## [Source extract]
Begin

Another five sets of pseudoexpriments are created in order to validate the pull distribution of fits exploiting the folding technique. The corresponding pull distributions are presented in \refApp{toys-ref}. The effect of the complicated background structure in \ctk can be nicely seen in \refFig{app-toys-ref-fld4}: the odd orders of the polynomials cancel out, leaving only orders of two and four. The correlations between the coefficient is therefore weaker and the width of the pull distribution is close to one.


% An example of such generated and fitted sample is in \refFig{toy-Ref}.
%
%\begin{figure}[hbt!]
%	\centering
%	\includegraphics[width=0.32\textwidth]{FCNC/Toys/Ref/5/ctk_toyfit__5__JpsiFit_1BIN_bin0_Run12_SimultaneousFit_HighBmass_AllPDFs.eps}
%	\includegraphics[width=0.32\textwidth]{FCNC/Toys/Ref/5/ctl_toyfit__5__JpsiFit_1BIN_bin0_Run12_SimultaneousFit_HighBmass_AllPDFs.eps}
%	\includegraphics[width=0.32\textwidth]{FCNC/Toys/Ref/5/phi_toyfit__5__JpsiFit_1BIN_bin0_Run12_SimultaneousFit_HighBmass_AllPDFs.eps}\\
%	\includegraphics[width=0.32\textwidth]{FCNC/Toys/Ref/5/m_log_toyfit__5__JpsiFit_1BIN_bin0_Run12_SimultaneousFit_HighBmass_AllPDFs.eps}
%	\includegraphics[width=0.32\textwidth]{FCNC/Toys/Ref/5/m_toyfit__5__JpsiFit_1BIN_bin0_Run12_SimultaneousFit_HighBmass_AllPDFs.eps}
%	\includegraphics[width=0.32\textwidth]{FCNC/Toys/Ref/5/mkpi_toyfit__5__JpsiFit_1BIN_bin0_Run12_SimultaneousFit_HighBmass_AllPDFs.eps}\\
%	\captionof{figure}[Fit to reference channel like pseudoexperiments.]{Fit to 65\,000 pseudoexperiments generated to mimic the \BuToKstJpsi decay.  The black points represent the generated pseudoexperiments, the black line represents the fitted model. The red area represents the background component, the blue space represents the signal component. The green dashed line shows only the \pwave component, the orange dotted line represents the \swave components and the pink dot-and-dash line depicts the interference between the \pwave and the \swave. }\label{fig:toy-Ref}
%
%\end{figure}
%%---------------
%\todo[inline]{Copy the toys plots to local folder!}
\input{Chapters/Toys/jobs/614}


\subsection[Realistic scale pseudoexperiments]{Realistic scale pseudoexperiments}\label{sec:toy-sig}

Lastly, the statistical properties of the fit are investigated by creating a set of 500 pseudoexperiments designed to resemble the \BuToKstmm decay.

End

## [Given request]
Print the part of the pseudoexperiments excerpt between "Another five sets" and "close to one.", inclusive.

## [Data entries]
Begin

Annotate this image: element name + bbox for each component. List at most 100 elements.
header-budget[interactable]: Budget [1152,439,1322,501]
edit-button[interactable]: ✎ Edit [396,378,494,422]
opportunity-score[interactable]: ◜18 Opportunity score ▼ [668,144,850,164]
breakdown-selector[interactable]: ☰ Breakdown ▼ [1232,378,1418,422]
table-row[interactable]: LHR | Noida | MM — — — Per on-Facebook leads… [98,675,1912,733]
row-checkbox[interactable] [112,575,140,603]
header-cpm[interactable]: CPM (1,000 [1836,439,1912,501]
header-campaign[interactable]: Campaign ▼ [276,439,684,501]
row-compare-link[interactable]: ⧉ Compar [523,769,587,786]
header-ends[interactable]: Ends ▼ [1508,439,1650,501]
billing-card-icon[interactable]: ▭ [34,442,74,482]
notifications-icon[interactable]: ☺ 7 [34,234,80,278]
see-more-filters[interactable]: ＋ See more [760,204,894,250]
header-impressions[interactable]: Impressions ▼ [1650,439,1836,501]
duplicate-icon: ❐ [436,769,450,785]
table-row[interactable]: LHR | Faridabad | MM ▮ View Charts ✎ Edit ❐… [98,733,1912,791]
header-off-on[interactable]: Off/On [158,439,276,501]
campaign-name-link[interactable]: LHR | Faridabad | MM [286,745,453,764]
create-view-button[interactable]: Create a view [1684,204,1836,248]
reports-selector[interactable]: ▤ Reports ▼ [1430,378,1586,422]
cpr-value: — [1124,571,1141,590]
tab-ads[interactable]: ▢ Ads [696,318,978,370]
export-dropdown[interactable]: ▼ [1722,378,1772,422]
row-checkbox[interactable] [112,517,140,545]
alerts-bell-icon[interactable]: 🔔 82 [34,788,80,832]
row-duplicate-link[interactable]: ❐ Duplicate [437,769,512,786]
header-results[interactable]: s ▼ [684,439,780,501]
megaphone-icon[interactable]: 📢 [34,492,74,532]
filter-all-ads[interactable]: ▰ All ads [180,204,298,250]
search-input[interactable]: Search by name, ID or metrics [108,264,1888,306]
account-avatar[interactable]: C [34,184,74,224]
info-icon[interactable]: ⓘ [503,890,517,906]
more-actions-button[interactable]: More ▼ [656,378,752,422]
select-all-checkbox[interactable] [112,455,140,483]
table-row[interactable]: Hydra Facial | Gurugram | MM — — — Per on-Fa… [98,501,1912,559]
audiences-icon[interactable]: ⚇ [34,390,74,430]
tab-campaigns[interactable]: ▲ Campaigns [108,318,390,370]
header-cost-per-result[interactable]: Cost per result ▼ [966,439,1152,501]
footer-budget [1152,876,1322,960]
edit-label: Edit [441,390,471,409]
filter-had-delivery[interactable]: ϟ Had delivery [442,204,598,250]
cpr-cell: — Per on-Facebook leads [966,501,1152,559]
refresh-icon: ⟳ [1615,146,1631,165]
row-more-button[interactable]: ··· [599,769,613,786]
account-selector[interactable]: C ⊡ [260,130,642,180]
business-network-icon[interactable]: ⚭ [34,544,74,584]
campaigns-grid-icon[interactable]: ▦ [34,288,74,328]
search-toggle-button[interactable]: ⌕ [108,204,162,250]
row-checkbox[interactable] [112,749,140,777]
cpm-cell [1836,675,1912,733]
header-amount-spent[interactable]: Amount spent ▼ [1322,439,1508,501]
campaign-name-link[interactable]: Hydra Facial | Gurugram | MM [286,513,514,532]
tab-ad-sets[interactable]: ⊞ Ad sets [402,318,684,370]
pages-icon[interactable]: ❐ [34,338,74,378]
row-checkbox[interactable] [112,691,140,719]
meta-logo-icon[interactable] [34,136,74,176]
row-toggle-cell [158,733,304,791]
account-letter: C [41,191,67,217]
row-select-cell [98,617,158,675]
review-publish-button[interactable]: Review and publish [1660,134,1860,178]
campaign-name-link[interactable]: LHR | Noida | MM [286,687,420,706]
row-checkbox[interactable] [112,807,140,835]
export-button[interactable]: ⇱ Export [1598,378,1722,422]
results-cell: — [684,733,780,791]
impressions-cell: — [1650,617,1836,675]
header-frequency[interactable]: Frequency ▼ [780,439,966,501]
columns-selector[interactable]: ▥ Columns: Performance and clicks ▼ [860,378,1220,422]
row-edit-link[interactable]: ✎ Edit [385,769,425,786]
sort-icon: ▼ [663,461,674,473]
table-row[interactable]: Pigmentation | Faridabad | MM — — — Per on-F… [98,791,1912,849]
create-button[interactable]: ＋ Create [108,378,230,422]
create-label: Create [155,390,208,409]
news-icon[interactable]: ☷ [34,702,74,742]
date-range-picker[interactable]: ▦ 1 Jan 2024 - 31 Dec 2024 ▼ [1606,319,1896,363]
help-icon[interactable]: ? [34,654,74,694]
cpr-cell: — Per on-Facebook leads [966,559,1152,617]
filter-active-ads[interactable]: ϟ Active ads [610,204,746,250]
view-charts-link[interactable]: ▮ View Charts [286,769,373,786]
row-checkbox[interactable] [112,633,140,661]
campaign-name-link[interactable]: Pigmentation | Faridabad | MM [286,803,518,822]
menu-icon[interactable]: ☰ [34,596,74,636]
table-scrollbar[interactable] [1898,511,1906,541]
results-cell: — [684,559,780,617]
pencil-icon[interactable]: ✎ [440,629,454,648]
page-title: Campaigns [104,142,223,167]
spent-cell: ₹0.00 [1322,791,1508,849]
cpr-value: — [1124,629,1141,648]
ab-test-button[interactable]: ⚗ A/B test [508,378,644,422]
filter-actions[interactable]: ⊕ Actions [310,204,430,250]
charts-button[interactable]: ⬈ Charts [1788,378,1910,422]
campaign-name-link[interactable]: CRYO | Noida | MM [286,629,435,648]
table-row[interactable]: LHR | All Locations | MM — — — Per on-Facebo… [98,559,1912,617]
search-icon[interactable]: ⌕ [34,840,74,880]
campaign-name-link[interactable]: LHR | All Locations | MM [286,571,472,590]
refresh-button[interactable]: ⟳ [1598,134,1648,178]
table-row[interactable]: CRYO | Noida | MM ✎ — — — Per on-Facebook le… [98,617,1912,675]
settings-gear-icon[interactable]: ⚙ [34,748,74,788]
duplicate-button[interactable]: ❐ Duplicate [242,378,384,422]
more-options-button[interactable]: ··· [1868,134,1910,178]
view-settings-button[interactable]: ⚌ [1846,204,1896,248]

End

## [Final answer]
Another five sets of pseudoexpriments are created in order to validate the pull distribution of fits exploiting the folding technique. The corresponding pull distributions are presented in \refApp{toys-ref}. The effect of the complicated background structure in \ctk can be nicely seen in \refFig{app-toys-ref-fld4}: the odd orders of the polynomials cancel out, leaving only orders of two and four. The correlations between the coefficient is therefore weaker and the width of the pull distribution is close to one.